## Entries supplied
## BEGIN
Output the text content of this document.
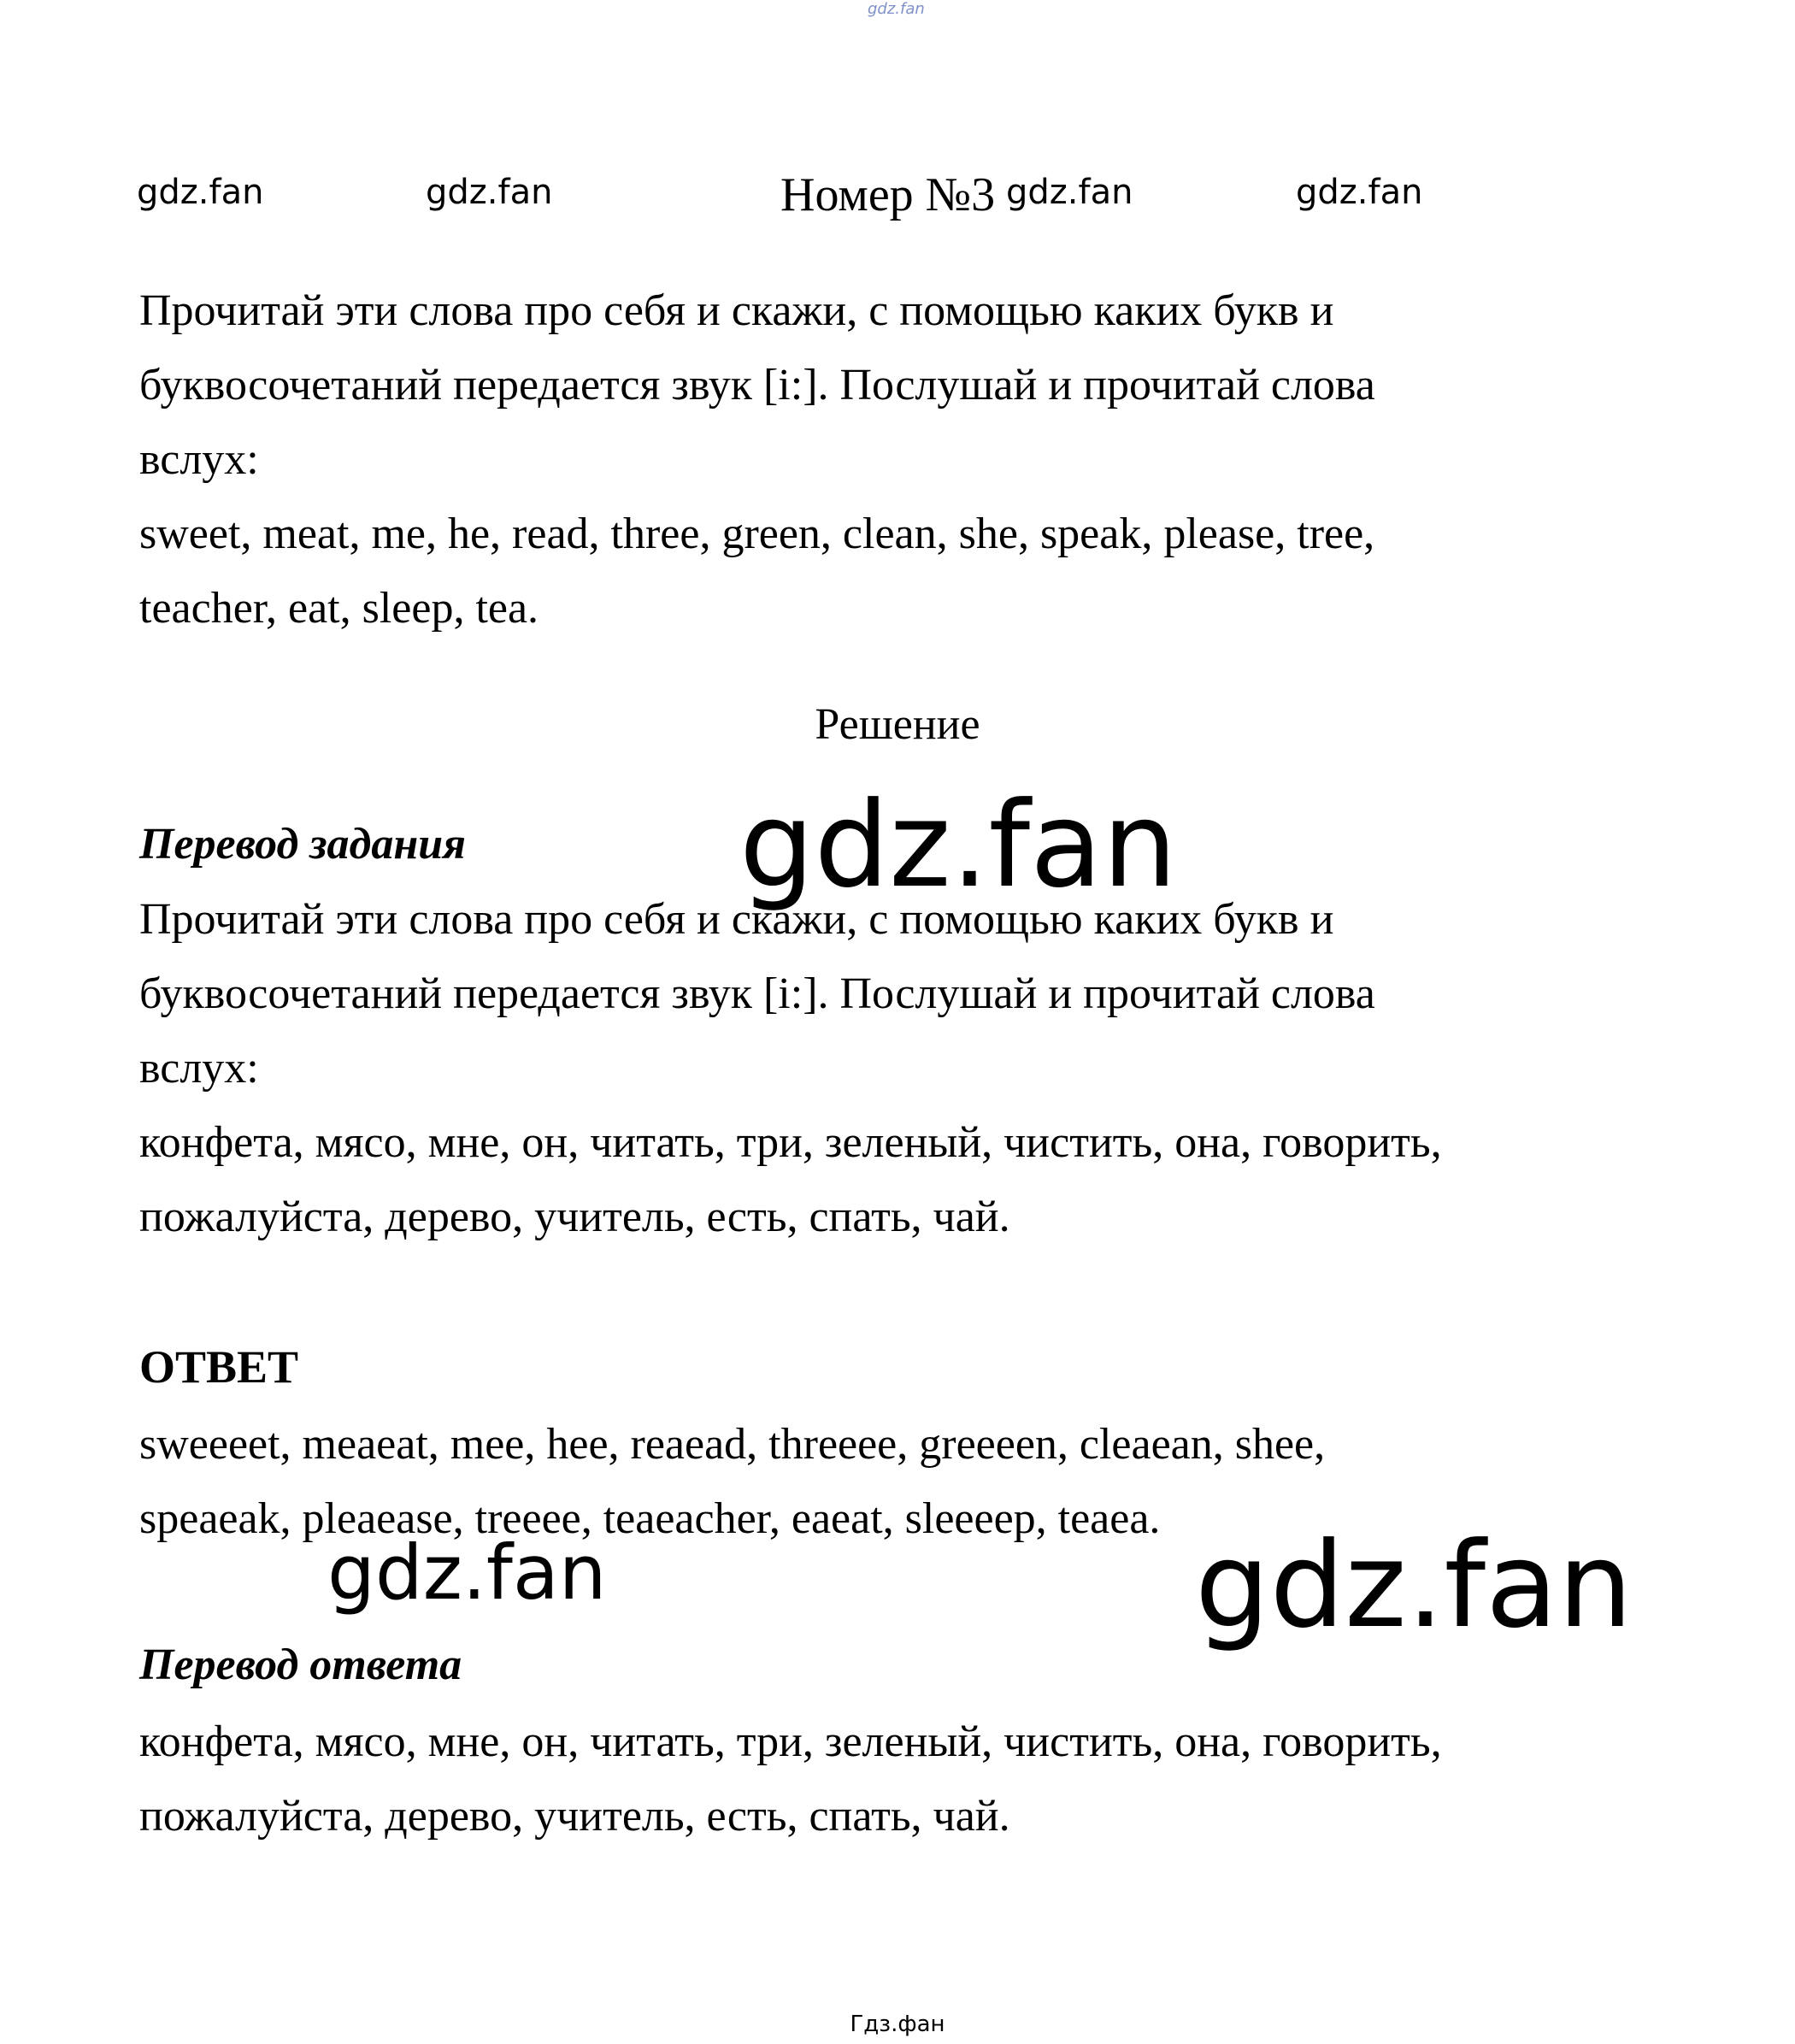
gdz.fan
gdz.fan	gdz.fan	Номер №3 gdz.fan	gdz.fan
Прочитай эти слова про себя и скажи, с помощью каких букв и
буквосочетаний передается звук [i:]. Послушай и прочитай слова
вслух:
sweet, meat, me, he, read, three, green, clean, she, speak, please, tree,
teacher, eat, sleep, tea.
Решение
Перевод задания
Прочитай эти слова про себя и скажи, с помощью каких букв и
буквосочетаний передается звук [i:]. Послушай и прочитай слова
вслух:
конфета, мясо, мне, он, читать, три, зеленый, чистить, она, говорить,
пожалуйста, дерево, учитель, есть, спать, чай.
ОТВЕТ
sweeeet, meaeat, mee, hee, reaead, threeee, greeeen, cleaean, shee,
speaeak, pleaease, treeee, teaeacher, eaeat, sleeeep, teaea.
Перевод ответа
конфета, мясо, мне, он, читать, три, зеленый, чистить, она, говорить,
пожалуйста, дерево, учитель, есть, спать, чай.
gdz.fan
gdz.fan	gdz.fan
Гдз.фан
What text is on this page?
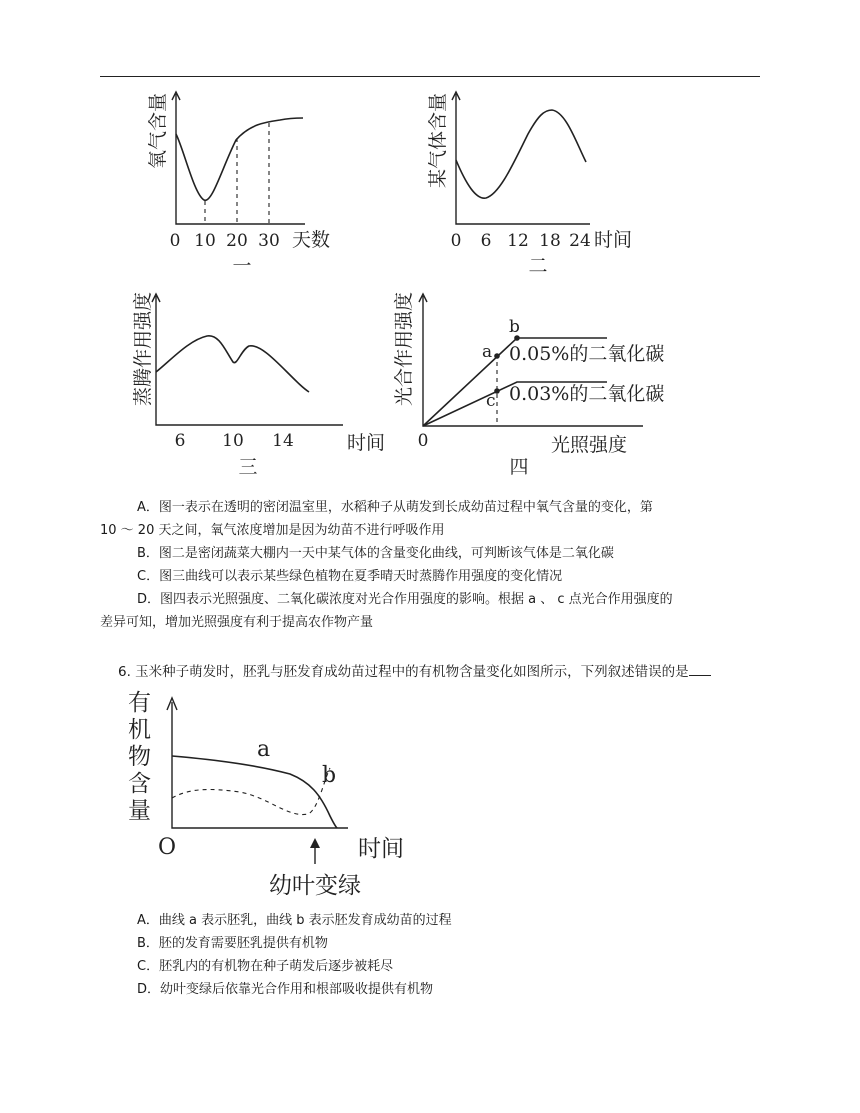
氧气含量
0 10 20 30 天数
一
某气体含量
0 6 12 18 24 时间
二
蒸腾作用强度
6 10 14	时间
三
光合作用强度	a
b
c
0.05%的二氧化碳
0.03%的二氧化碳
0	光照强度
四

A．图一表示在透明的密闭温室里，水稻种子从萌发到长成幼苗过程中氧气含量的变化，第

10 ～ 20 天之间，氧气浓度增加是因为幼苗不进行呼吸作用

B．图二是密闭蔬菜大棚内一天中某气体的含量变化曲线，可判断该气体是二氧化碳

C．图三曲线可以表示某些绿色植物在夏季晴天时蒸腾作用强度的变化情况

D．图四表示光照强度、二氧化碳浓度对光合作用强度的影响。根据 a 、 c 点光合作用强度的

差异可知，增加光照强度有利于提高农作物产量

6. 玉米种子萌发时，胚乳与胚发育成幼苗过程中的有机物含量变化如图所示，下列叙述错误的是
有
机
物
含
量
a
b
O	时间
幼叶变绿

A．曲线 a 表示胚乳，曲线 b 表示胚发育成幼苗的过程

B．胚的发育需要胚乳提供有机物

C．胚乳内的有机物在种子萌发后逐步被耗尽

D．幼叶变绿后依靠光合作用和根部吸收提供有机物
## END
## Required work
Extract exactly the lines above from the line containing "What text is on this page?" through the last one, both ends included, but not the pictures.

## Worked solution
What text is on this page?
氧气含量
0 10 20 30 天数
一
某气体含量
0 6 12 18 24 时间
二
蒸腾作用强度
6 10 14	时间
三
光合作用强度	a
b
c
0.05%的二氧化碳
0.03%的二氧化碳
0	光照强度
四

A．图一表示在透明的密闭温室里，水稻种子从萌发到长成幼苗过程中氧气含量的变化，第

10 ～ 20 天之间，氧气浓度增加是因为幼苗不进行呼吸作用

B．图二是密闭蔬菜大棚内一天中某气体的含量变化曲线，可判断该气体是二氧化碳

C．图三曲线可以表示某些绿色植物在夏季晴天时蒸腾作用强度的变化情况

D．图四表示光照强度、二氧化碳浓度对光合作用强度的影响。根据 a 、 c 点光合作用强度的

差异可知，增加光照强度有利于提高农作物产量

6. 玉米种子萌发时，胚乳与胚发育成幼苗过程中的有机物含量变化如图所示，下列叙述错误的是
有
机
物
含
量
a
b
O	时间
幼叶变绿

A．曲线 a 表示胚乳，曲线 b 表示胚发育成幼苗的过程

B．胚的发育需要胚乳提供有机物

C．胚乳内的有机物在种子萌发后逐步被耗尽

D．幼叶变绿后依靠光合作用和根部吸收提供有机物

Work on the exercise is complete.